Supplied text.
Berkeley DB 列存储设计方案

原创 2012年03月25日 15:58:38

这是我根据列存储的需求以及Berkeley DB的技术特征做的一个列存储设计方案。有兴趣的朋友可以研究一下,并且在Berkeley DB的基础上面实现出来。有问题可以联系我,我尽量抽时间回答。

Column store improvements:
0. Store column metadata and table metadata. Column metadata including:
fix lengh or variable len? len or len range for fix/viariable len column;
value distribution characteristics (VDC) (mostly distinct values, majority dup values, etc);
whether need sort and search in the entire table; if no table-wide sort, whether need page level sort;

When storing a row R, store R's columns separately according to their column metadata. For those needing sort and search, store them into btrees as secondary dbs, otherwise store in heap pages (see below). design several types of pages to store specific type of column according to the metadata.

The row itself will be stored with short field values(like numeric types, etc) and field references, if a field F1 is stored in heap pages, we store the [pgno, indx] addr, otherwise we store the value itself.

1. For columns with no need of sort and search, do not store them into btree or hash, simply always
append new data items in a list of pages, never insert. We call such pages 'heap pages'.
If updating such a data item requires page split because it will have more bytes, delete old
one and append new one. In the table entry, store absolute addr(pgno, indx) of such a data item.
Such pages can have row locks.

2. In btree leaf page, if updating does not make a row's size change, use row locks. may use row locks
in hash buckets too.

3. Freespace mgmt
In heap pages, when a page becomes empty because all rows having fields in the page are deleted,
the page is put into the free page list; When we need an empty page, pick the head from the free list
unless it's empty.
We may also link half empty pages with fill rate less than a specified threshold into the free list for
them to be utilized.

4. row level locking:
In column store, if a column or the entire row is fixed length and we don't need in-page sorted, there will
be no need for a index array, because i'th item is located at (pgsz - i) * field-sz offset of the page.
The pages storing this column should use row locking, and insert/delete/update never need to acquire
upper level(page) locks, because update does not change field len, del simply log the del and there
will be a bit array to denote whether there is data in each slot, so that the slot can be used again.

According to the value distribution charisteristics (VDC), we may also compress data.
for example dup items can be stored only once, etc.

If we require in-page sort, we can't use above technique, we need to keep the index array and deleting
an data item means removing the index from the index array, and logging the op.
And we need to somehow identify a deleted slot. we will need a structure for each slot, in the
structure there is a "deleted" bit. And when inserting we look for such slot to store data.

In order to maximize row locking, separate vairable len columns and blobs from a table, making a fixed
len row plus variable len fields and blobs in other dbs.

The page header contains page-wide common info, and we use a dedicated page header txnal lock to
lock the header only to access the page header, rather than locking the entire page. In order to
avoid deadlock, we must stick to a locking order: lock the page header as late as possible in a txn.
Store as little info as possible in the page header, especially don't store info that can be computed
from the content within the page, such as numeric values like max/min/avg/sum of all data items within
the page, etc.

Requests.
(a) Answer these questions about the Berkeley DB column store design:
(i) What name does the design give to pages where new data items are always appended and never inserted?
(ii) When a heap page becomes empty, where is it placed?
(iii) What kind of information should not be stored in the page header?
(b) Extend the Berkeley DB column store design with a further passage that picks up after its last sentence.

Recorded data.
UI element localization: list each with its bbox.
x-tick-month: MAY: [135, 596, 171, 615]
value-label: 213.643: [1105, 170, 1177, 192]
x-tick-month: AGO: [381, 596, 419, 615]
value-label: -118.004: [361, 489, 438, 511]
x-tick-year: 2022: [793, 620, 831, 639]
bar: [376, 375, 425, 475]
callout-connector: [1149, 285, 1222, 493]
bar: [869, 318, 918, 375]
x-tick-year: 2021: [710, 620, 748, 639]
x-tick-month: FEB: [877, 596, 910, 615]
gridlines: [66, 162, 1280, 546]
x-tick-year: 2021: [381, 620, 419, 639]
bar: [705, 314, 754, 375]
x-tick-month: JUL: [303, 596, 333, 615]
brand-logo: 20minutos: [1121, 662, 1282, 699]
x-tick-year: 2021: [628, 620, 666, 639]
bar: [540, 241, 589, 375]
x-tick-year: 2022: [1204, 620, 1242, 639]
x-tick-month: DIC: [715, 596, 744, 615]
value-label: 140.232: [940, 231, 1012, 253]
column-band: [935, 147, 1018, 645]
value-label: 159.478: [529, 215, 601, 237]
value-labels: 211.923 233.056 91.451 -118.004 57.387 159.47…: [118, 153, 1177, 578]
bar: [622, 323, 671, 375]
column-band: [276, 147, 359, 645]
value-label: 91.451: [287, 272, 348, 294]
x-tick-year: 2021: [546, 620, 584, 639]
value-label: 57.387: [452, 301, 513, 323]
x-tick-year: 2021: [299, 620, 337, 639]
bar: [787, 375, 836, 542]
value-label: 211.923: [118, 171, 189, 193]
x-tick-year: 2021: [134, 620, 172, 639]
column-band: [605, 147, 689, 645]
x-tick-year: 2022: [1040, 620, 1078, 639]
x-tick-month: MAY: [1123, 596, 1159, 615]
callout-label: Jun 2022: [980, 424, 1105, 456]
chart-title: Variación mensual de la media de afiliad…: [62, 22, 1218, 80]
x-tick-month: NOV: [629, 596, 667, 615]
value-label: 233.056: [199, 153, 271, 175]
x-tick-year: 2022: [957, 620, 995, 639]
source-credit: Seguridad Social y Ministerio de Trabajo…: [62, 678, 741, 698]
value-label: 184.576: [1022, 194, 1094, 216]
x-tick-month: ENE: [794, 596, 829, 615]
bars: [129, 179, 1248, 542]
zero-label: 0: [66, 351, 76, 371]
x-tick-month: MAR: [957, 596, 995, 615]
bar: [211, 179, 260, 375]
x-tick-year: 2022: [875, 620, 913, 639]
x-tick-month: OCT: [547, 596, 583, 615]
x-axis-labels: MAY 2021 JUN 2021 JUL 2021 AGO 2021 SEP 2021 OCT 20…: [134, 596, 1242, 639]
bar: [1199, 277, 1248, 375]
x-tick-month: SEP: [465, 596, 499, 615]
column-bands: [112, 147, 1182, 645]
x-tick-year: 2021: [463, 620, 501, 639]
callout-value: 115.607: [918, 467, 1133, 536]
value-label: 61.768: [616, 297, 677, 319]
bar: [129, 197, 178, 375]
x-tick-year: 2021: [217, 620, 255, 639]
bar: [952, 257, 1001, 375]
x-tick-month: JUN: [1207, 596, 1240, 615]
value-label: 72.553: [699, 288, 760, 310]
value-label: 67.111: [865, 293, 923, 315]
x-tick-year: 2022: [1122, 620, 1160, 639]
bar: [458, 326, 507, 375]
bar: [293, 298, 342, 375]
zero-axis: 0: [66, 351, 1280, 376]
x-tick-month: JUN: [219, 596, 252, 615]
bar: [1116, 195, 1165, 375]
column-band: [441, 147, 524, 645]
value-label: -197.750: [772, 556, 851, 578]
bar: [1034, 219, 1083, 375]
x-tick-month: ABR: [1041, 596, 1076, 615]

Task responses.
(a)
(i) Heap pages.
(ii) Into the free page list.
(iii) Information that can be computed from the data within the page, such as the max, min, avg, or sum of all data items in the page.

(b)
In the main db, each row not only has pointer to non-index field, but also has the field value;
and for indexed field, it stores the field value only. Other indexed field simply are created as
traditional sec db. Such a redundancy for non-indexed fields can make searching by main table faster.
When updating the row, the main row and the field in its column store must be locked;
when the column is dropped, we need to somehow keep the main table consistent.

When storing variable len strings, if the max len is small (e.g. 32), store them as fixed len fields;
if max len is large (e.g. larger then half of a page), or if we are storing blobs, do not use overflow pages,
simply store them as on to a list of pages. And any remaining space in the last page can be used to
store the next such field of another row.

Locking hiarachy:

We need to alter the locking subsystem for it to allow row locks, and to understand row-page relationships:
when row R is in page P, lock requests to either of them may be blocked by existing lock on the other.
The existing way to identify a page as lock object, is to use the 16byte file uid and 4byte pgno,
totally 20byte. The way to identify a row/data item in a page, is to append 2 more byte in-page
index after the 20 bytes. This way, we can use the first 20 byte to know which page it belongs to.

We need to design a lock object hiarachy: table > page > row, in order to do intention locking.
all levels of such objects are regarded as lock objects and fit into current architecture, but we will
add an upper owner link, and a kid object list pointer in them, and also a ref count in page object.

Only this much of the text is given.